__Aim of the exercise__
In every line of the records, look for "soni", then report how many lines have it and nothing else.

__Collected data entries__
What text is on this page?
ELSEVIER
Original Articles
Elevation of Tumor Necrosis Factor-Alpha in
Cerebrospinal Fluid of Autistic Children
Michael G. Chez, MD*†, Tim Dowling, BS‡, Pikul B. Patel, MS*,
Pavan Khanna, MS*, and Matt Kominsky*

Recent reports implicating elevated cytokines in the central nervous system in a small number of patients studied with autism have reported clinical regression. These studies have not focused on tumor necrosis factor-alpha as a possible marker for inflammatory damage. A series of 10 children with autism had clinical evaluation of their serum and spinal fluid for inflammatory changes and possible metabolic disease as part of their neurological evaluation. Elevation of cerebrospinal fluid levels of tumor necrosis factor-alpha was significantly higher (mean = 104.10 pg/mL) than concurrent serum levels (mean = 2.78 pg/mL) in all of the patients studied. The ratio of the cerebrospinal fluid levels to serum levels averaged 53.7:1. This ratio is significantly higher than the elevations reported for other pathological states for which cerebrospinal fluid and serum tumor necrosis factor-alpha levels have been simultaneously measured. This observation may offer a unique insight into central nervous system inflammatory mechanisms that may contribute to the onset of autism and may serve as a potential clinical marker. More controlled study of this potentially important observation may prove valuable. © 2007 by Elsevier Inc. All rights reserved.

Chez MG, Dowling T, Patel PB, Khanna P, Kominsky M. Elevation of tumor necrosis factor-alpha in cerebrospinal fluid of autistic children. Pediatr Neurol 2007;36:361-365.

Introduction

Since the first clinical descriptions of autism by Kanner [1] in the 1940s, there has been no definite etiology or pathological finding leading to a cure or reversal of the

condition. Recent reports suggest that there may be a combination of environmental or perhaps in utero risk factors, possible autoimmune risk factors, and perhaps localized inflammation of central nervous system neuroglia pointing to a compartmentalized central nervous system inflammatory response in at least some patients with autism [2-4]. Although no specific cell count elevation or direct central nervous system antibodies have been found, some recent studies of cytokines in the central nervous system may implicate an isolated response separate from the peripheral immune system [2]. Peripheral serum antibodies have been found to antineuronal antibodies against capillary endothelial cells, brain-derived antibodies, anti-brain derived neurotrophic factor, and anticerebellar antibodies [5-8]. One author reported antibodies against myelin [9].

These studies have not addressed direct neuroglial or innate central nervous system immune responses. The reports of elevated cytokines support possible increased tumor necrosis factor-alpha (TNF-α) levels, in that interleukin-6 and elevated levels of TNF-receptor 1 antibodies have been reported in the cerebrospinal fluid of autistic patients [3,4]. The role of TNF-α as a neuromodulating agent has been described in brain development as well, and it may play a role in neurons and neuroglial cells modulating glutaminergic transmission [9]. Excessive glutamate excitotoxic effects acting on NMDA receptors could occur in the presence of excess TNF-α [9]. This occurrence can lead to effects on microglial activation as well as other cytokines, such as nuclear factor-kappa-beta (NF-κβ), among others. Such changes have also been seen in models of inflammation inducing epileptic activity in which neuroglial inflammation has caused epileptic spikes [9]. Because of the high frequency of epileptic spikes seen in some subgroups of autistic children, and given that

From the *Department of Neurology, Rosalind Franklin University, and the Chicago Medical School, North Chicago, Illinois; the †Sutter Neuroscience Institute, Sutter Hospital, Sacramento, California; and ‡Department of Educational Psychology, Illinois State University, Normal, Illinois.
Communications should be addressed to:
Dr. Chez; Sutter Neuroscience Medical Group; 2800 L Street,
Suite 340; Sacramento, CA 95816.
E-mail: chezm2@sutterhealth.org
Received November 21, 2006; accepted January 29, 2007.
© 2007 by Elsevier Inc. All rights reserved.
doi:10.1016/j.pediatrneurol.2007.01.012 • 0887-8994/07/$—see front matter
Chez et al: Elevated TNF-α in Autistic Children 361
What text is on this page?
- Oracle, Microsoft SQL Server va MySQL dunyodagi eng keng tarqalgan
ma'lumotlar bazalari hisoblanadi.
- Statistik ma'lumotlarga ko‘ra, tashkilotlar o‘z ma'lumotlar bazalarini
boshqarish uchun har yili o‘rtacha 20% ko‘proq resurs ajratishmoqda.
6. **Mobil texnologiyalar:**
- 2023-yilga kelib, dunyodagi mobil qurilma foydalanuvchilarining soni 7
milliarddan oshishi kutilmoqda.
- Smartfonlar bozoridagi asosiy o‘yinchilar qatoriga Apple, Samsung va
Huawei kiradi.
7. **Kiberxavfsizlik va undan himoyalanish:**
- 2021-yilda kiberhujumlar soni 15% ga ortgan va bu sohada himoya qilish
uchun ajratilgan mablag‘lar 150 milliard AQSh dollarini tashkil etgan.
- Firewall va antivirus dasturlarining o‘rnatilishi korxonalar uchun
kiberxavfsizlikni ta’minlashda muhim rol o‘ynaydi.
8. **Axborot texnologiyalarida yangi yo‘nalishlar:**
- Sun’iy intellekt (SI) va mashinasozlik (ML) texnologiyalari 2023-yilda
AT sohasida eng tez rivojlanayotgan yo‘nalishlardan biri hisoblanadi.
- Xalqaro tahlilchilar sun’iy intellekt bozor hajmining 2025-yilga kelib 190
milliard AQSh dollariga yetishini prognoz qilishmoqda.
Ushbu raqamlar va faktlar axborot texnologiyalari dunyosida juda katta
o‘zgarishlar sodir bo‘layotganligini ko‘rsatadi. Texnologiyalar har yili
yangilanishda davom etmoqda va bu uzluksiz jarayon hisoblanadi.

__Solution for this problem__
2